Data entries:
***

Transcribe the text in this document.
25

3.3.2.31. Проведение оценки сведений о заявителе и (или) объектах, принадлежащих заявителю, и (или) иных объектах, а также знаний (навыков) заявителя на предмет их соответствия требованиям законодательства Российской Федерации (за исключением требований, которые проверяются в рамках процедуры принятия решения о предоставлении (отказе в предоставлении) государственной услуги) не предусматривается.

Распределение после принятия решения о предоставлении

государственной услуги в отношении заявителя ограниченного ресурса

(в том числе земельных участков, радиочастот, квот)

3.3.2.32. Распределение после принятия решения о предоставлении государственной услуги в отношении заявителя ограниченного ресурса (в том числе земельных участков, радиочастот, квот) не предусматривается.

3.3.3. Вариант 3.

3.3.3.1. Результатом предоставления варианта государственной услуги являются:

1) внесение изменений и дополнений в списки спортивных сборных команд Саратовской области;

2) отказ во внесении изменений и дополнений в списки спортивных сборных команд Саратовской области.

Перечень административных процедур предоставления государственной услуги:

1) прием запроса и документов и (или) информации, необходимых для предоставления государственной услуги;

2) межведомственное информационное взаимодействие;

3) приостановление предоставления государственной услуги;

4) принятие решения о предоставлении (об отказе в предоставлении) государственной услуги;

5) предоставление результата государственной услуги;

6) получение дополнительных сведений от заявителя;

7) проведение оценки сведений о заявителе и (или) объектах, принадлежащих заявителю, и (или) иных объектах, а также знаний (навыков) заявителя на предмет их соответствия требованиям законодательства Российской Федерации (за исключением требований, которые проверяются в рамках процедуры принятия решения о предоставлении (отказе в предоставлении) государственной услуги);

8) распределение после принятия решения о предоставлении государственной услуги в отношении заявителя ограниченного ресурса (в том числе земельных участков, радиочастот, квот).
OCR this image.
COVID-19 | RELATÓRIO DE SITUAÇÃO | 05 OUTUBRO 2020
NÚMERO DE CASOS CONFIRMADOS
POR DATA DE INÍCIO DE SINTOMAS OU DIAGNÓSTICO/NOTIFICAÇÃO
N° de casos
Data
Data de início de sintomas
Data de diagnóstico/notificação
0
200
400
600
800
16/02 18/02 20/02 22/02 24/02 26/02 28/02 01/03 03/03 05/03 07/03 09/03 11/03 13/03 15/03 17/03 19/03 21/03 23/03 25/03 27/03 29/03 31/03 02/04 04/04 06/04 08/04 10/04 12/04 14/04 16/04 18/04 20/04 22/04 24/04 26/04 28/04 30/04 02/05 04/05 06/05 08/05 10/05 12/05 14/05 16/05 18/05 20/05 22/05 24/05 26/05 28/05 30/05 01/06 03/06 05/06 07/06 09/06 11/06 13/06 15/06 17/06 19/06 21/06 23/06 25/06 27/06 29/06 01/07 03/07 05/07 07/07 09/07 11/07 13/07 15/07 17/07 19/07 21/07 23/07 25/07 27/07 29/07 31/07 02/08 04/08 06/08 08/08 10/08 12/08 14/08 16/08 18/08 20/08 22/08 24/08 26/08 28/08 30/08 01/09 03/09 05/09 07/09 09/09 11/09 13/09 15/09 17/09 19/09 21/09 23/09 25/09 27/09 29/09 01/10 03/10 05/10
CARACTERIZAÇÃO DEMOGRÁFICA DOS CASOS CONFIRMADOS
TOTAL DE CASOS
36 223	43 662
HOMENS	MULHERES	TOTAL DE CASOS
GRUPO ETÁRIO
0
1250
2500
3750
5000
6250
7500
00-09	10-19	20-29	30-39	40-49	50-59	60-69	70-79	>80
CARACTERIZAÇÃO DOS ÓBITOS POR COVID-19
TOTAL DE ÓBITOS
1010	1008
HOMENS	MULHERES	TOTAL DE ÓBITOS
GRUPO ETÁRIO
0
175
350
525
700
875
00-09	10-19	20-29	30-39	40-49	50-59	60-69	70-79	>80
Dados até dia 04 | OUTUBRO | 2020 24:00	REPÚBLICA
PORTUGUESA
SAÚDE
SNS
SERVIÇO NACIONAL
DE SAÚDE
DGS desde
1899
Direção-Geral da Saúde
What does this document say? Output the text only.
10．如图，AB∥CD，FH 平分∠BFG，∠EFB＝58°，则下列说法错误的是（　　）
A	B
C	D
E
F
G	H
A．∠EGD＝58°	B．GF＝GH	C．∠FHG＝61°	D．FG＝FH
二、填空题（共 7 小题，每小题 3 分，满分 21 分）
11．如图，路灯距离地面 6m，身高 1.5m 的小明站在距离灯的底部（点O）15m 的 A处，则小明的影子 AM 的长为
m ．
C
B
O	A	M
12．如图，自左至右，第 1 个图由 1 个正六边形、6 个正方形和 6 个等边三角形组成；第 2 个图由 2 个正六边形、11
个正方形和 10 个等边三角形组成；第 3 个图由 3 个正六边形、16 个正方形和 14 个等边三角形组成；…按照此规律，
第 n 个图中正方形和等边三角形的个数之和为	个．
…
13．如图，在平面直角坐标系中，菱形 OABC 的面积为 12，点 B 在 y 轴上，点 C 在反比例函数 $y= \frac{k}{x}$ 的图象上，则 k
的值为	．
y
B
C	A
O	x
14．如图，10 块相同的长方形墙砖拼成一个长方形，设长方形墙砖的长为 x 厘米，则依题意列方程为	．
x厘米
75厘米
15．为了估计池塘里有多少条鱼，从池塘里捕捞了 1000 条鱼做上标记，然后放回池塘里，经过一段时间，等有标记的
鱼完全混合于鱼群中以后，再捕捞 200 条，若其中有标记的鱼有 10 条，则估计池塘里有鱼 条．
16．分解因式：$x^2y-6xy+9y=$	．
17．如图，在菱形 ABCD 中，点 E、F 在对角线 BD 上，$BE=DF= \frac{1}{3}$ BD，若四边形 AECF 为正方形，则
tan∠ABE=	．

***

§ **BRIEF**: Look for the word "сборных" and return every line where it occurs.

§ **FINAL ANSWER**:
1) внесение изменений и дополнений в списки спортивных сборных команд Саратовской области;
2) отказ во внесении изменений и дополнений в списки спортивных сборных команд Саратовской области.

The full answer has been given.